◆ PROMPT
Copy nothing but the text: repeat each entry exactly and drop the images.

- - - - - - -

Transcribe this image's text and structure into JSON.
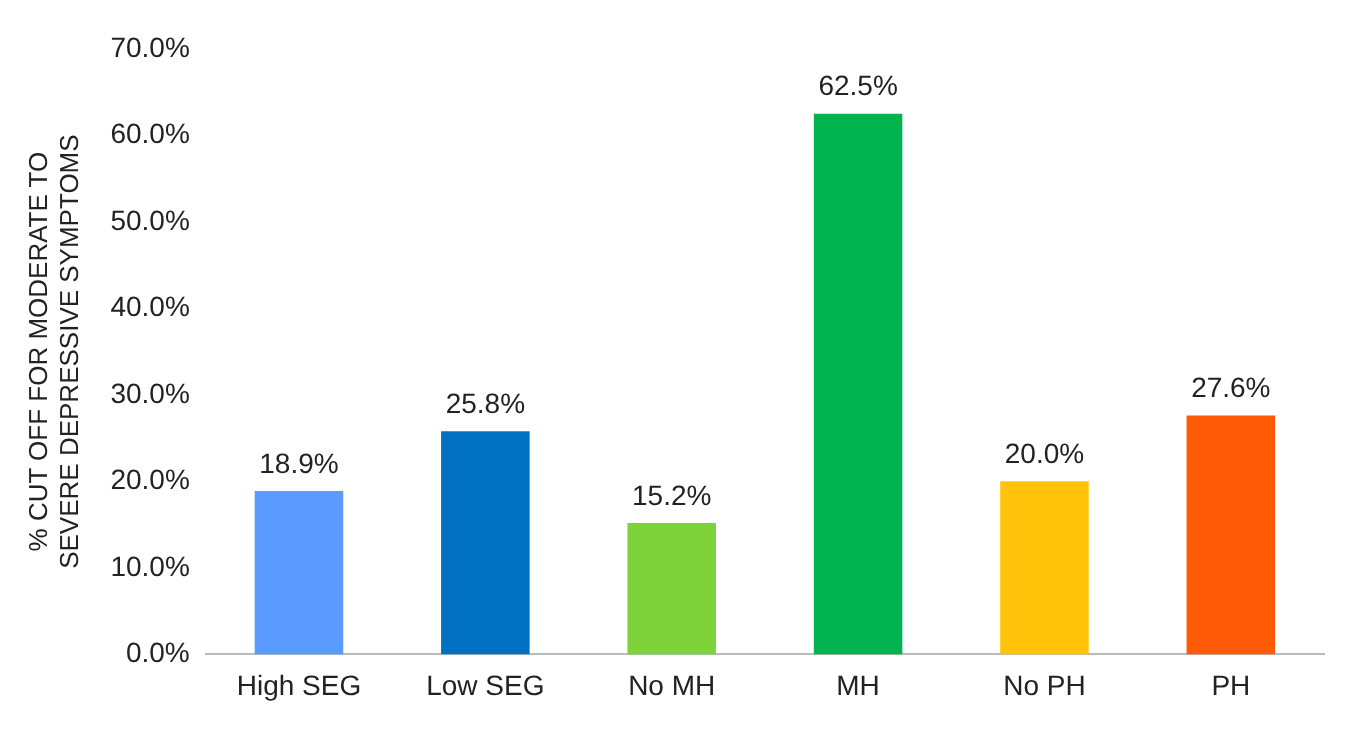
{
  "chart_data": {
    "type": "bar",
    "ylabel": "% CUT OFF FOR MODERATE TO\nSEVERE DEPRESSIVE SYMPTOMS",
    "categories": [
      "High SEG",
      "Low SEG",
      "No MH",
      "MH",
      "No PH",
      "PH"
    ],
    "values": [
      18.9,
      25.8,
      15.2,
      62.5,
      20.0,
      27.6
    ],
    "colors": [
      "#5b9bff",
      "#0070c0",
      "#7ed23a",
      "#00b34f",
      "#ffc40a",
      "#ff5a05"
    ],
    "ylim": [
      0,
      70
    ],
    "yticks": [
      {
        "value": 0,
        "label": "0.0%"
      },
      {
        "value": 10,
        "label": "10.0%"
      },
      {
        "value": 20,
        "label": "20.0%"
      },
      {
        "value": 30,
        "label": "30.0%"
      },
      {
        "value": 40,
        "label": "40.0%"
      },
      {
        "value": 50,
        "label": "50.0%"
      },
      {
        "value": 60,
        "label": "60.0%"
      },
      {
        "value": 70,
        "label": "70.0%"
      }
    ],
    "value_labels": [
      "18.9%",
      "25.8%",
      "15.2%",
      "62.5%",
      "20.0%",
      "27.6%"
    ],
    "grid": false,
    "legend": false
  }
}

- - - - - - -

◆ RESPONSE
Transcribe this image's text and structure into JSON.
{
  "chart_data": {
    "type": "bar",
    "ylabel": "% CUT OFF FOR MODERATE TO\nSEVERE DEPRESSIVE SYMPTOMS",
    "categories": [
      "High SEG",
      "Low SEG",
      "No MH",
      "MH",
      "No PH",
      "PH"
    ],
    "values": [
      18.9,
      25.8,
      15.2,
      62.5,
      20.0,
      27.6
    ],
    "colors": [
      "#5b9bff",
      "#0070c0",
      "#7ed23a",
      "#00b34f",
      "#ffc40a",
      "#ff5a05"
    ],
    "ylim": [
      0,
      70
    ],
    "yticks": [
      {
        "value": 0,
        "label": "0.0%"
      },
      {
        "value": 10,
        "label": "10.0%"
      },
      {
        "value": 20,
        "label": "20.0%"
      },
      {
        "value": 30,
        "label": "30.0%"
      },
      {
        "value": 40,
        "label": "40.0%"
      },
      {
        "value": 50,
        "label": "50.0%"
      },
      {
        "value": 60,
        "label": "60.0%"
      },
      {
        "value": 70,
        "label": "70.0%"
      }
    ],
    "value_labels": [
      "18.9%",
      "25.8%",
      "15.2%",
      "62.5%",
      "20.0%",
      "27.6%"
    ],
    "grid": false,
    "legend": false
  }
}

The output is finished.